GIVEN TEXT.
Kane February 22, 2002
Priest in abuse suit sold condos
before claiming bankruptcy
Author: ROBIN WASHINGTON, Boston Herald
A Worcester Diocese priest now running a
language school in Mexico sold off property holdings to a monsignor and
a longtime companion shortly before being named in two child molestation
suits and filing bankruptcy, real estate records show.
The Rev. Thomas A. Kane, who ran the
now-defunct House of Affirmation for troubled priests in Whitinsville
before being sued himself for child molestation in 1993, sold property
in Florida and the Back Bay in transactions recorded in 1992 and 1994,
records show.
The revelations about Kane, to whom
church officials have acknowledged sending regular payment, follow the
diocese's removal Wednesday of the Rev. John J. Bagley from St. Mary's
in Grafton and criticism of its support for the Rev. Peter Inzerillo of
St. Leo's in Leominster, despite at least two allegations of sexual
misconduct.
The diocese is also struggling to decide how it will comply with a
request by Worcester County District Attorney John Conte for the names
of all priests accused of sexual misconduct, and their alleged victims.
"There still is discussion as to the
specifics of what he's looking for," diocese spokesman Ray Delisle said
yesterday, adding that church lawyers are asking the DA for a
"clarification."
Of Kane, Delisle said the payments,
labeled a "benefice" and intended for indigent priests, would be
suspended.
"At this stage, because of what's been
uncovered, the bishop is asking for qualification as for the need for
this benefice," he said.
Kane did not respond to e-mail requests for an interview from his home
in Guadalajara, Mexico.
According to a real estate transaction
dated May 18, 1992, Kane sold an Oakland Park, Fla., condo previously
valued at $30,200 to Monsignor Brendan Riordan, of Long Island, N.Y.,
for $18,000.
A second record shows Kane's sale of a
Back Bay condo on Dartmouth Street to longtime business associate and
roommate Babak Bagheral for $70,000 on Jan. 21, 1994, six months before
Kane initiated bankruptcy proceedings in which he listed Bagheral as a
creditor.
Neither Bagheral, who now runs the Boston
branch of Kane's Worldwide Teachers Development Institute, nor Riordan,
pastor of St. Aloysius in Great Neck, N. Y., could be reached for
comment on the sales, which multiple sources called the tip of the
iceberg in the suspended priest's attempts to hide millions in property
holdings.
A Westboro priest critical of the church's handling of sex abusers in
its ranks called the Kane saga another sad chapter in the troubled
diocese.
"It doesn't surprise me," said the Rev. Steven M. LaBaire of St. Luke
the Evangelist Church, who in 1996 gave a deposition about a sex abuse
charge by an adult against Inzerillo that he said the diocese failed to
act upon.
"There was no follow-up at all. It was
very clear that they didn't want to have anything to with it," he said
of the deposition, in which he said the diocese's lawyer was so hostile
that a judge barred him from further participating in the case.
The accusation, the second one against
Inzerillo, followed a suit filed in 1994 by Edward Gagne of Spencer
claiming that he was sexually abused by the priest when he was sent to
him to talk about entering the seminary.
Gagne also claimed the Rev. Brendan
O'Donoghue, then pastor of Our Lady of the Rosary in Spencer, molested
him as a minor six years earlier.

TASKS TO COMPLETE.
A: According to the article, for how much did Kane sell the Oakland Park, Fla., condo to Monsignor Brendan Riordan?
B: Return the passage of the article word for word, starting with "A Westboro priest" and going on through "in the case.".

PROVIDED INFORMATION.

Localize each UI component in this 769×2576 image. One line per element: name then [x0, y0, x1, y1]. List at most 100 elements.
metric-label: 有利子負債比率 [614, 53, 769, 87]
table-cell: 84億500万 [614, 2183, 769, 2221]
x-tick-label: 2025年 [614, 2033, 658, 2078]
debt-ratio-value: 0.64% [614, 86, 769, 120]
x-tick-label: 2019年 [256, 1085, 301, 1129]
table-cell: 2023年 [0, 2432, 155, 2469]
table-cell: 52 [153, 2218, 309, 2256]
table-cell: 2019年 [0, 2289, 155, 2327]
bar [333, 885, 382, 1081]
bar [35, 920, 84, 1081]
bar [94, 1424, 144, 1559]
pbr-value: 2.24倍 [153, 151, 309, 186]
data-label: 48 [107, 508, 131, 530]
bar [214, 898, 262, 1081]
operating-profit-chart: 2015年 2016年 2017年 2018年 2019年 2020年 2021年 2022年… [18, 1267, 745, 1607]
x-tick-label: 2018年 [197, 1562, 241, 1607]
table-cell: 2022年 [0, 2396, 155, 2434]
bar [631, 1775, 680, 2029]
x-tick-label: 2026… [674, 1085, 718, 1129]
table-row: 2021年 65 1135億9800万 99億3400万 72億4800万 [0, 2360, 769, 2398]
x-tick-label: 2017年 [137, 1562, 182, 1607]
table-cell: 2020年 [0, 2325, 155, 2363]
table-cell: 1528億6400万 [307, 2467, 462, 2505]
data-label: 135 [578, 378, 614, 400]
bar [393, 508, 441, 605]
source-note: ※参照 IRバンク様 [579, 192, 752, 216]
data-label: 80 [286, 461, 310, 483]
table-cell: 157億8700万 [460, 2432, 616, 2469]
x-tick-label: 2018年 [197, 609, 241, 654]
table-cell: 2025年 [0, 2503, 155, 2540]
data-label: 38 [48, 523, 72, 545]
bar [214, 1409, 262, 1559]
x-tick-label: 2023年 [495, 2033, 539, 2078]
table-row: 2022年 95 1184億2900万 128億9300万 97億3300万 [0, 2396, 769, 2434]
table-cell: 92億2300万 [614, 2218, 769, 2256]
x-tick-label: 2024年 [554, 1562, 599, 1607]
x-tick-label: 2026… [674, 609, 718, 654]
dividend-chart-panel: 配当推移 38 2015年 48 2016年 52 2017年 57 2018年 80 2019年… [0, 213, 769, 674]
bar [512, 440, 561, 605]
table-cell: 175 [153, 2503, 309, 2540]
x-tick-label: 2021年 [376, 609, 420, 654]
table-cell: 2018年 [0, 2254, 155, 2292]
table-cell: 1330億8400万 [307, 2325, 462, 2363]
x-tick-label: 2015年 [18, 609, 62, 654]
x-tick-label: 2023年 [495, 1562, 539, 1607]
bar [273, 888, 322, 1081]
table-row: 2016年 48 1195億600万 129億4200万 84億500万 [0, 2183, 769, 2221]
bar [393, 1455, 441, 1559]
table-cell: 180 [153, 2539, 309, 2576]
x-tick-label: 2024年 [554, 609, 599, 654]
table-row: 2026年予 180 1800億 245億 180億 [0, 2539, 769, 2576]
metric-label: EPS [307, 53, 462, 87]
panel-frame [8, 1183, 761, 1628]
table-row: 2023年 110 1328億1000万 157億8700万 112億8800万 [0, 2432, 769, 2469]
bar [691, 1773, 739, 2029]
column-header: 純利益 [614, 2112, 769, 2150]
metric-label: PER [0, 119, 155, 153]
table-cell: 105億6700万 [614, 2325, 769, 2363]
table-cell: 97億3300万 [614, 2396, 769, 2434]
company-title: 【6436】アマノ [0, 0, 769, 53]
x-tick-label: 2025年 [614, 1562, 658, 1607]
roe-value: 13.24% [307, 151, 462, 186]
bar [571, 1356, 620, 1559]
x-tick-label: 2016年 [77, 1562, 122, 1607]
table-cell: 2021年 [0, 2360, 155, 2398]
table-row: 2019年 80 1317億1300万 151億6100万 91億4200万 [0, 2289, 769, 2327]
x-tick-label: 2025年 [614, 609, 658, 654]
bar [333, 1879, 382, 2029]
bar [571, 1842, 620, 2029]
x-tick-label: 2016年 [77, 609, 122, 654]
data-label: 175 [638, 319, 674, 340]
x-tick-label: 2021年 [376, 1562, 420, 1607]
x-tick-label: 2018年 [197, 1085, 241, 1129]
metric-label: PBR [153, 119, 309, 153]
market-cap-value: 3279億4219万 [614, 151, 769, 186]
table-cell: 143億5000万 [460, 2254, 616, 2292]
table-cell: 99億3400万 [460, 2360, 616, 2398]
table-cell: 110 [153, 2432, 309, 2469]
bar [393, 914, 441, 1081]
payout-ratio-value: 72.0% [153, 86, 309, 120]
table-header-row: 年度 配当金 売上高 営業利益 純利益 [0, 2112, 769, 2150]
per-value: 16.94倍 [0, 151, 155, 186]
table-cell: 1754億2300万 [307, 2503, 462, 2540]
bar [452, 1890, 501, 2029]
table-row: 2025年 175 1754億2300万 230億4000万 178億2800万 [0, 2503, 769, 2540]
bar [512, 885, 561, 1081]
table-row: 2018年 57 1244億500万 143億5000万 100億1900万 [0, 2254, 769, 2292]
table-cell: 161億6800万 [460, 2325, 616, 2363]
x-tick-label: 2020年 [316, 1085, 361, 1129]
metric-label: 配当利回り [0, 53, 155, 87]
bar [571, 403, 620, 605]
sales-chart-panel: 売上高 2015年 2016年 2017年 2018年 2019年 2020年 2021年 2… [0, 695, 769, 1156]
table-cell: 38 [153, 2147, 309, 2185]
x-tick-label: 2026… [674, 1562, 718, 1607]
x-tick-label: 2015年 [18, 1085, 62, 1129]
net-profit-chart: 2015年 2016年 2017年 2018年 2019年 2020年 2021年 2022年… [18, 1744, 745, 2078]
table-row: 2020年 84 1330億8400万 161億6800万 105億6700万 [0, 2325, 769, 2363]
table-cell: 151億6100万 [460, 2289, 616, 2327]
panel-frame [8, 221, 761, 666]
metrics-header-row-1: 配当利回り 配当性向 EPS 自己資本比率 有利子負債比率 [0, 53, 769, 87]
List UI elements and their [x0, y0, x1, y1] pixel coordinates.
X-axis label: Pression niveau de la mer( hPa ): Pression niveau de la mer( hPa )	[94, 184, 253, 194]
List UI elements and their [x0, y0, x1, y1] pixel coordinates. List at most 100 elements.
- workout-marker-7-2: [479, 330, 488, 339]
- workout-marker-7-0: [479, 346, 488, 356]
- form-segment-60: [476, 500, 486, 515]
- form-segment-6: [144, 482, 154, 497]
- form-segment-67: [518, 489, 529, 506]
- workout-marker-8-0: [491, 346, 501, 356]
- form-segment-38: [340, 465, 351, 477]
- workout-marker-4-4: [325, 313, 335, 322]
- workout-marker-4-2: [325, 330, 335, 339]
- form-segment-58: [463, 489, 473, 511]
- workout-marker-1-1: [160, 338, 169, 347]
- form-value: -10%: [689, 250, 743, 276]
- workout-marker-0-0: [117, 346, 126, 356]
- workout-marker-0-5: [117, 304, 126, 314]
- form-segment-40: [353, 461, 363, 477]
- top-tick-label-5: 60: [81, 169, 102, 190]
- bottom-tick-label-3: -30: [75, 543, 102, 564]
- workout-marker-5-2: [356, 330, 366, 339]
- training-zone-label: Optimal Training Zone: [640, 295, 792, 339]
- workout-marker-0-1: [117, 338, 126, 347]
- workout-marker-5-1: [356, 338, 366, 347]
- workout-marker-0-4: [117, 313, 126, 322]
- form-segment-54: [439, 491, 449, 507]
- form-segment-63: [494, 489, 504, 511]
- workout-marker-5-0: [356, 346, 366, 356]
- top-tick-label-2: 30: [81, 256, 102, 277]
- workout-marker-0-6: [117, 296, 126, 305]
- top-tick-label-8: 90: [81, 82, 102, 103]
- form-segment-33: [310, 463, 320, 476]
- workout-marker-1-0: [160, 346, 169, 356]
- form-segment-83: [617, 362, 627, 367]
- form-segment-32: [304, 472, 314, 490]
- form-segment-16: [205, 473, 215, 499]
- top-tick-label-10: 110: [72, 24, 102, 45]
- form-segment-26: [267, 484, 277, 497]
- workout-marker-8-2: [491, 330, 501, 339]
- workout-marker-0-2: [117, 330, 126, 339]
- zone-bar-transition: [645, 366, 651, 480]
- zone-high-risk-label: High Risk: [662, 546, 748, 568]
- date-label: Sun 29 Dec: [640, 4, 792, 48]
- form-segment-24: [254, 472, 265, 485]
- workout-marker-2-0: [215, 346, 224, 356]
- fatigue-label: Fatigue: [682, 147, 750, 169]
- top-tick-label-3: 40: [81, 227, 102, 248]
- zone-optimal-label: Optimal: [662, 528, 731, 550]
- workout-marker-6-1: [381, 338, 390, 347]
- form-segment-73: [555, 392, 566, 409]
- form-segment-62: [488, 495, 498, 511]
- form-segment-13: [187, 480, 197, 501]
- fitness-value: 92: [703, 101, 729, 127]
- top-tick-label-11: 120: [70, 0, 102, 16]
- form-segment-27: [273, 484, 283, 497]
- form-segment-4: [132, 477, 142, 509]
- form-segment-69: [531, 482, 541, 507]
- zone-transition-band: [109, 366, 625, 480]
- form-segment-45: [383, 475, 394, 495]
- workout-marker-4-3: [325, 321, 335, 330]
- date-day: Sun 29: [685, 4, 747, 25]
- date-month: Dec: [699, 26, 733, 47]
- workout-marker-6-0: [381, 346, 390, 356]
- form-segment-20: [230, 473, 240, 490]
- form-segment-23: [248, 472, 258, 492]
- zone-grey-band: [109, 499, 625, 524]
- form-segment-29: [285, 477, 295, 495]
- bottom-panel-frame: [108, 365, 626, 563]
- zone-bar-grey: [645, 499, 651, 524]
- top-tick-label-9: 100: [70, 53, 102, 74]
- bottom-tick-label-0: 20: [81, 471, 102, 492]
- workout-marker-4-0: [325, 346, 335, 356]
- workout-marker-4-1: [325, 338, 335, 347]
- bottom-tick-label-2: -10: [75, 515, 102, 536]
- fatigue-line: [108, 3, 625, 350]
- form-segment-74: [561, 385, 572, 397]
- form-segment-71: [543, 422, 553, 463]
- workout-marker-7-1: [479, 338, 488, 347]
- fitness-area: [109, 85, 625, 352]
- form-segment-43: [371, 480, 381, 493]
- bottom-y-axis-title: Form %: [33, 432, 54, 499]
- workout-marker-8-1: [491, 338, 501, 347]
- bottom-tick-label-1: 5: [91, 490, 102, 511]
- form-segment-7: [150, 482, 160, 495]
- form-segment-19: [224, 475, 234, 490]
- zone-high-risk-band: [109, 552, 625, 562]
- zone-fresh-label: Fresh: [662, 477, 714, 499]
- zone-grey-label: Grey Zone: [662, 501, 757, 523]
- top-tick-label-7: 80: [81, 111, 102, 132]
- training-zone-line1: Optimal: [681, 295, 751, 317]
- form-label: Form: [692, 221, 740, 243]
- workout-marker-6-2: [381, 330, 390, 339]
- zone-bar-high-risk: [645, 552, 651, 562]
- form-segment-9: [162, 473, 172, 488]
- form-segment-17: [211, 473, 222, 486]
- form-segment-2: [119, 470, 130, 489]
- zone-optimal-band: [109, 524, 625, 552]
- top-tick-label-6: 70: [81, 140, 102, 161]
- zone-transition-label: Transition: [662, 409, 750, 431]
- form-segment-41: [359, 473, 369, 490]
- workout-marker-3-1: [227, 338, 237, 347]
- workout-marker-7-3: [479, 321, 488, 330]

REPLIES.
A: $18,000

B:
A Westboro priest critical of the church's handling of sex abusers in
its ranks called the Kane saga another sad chapter in the troubled
diocese.
"It doesn't surprise me," said the Rev. Steven M. LaBaire of St. Luke
the Evangelist Church, who in 1996 gave a deposition about a sex abuse
charge by an adult against Inzerillo that he said the diocese failed to
act upon.
"There was no follow-up at all. It was
very clear that they didn't want to have anything to with it," he said
of the deposition, in which he said the diocese's lawyer was so hostile
that a judge barred him from further participating in the case.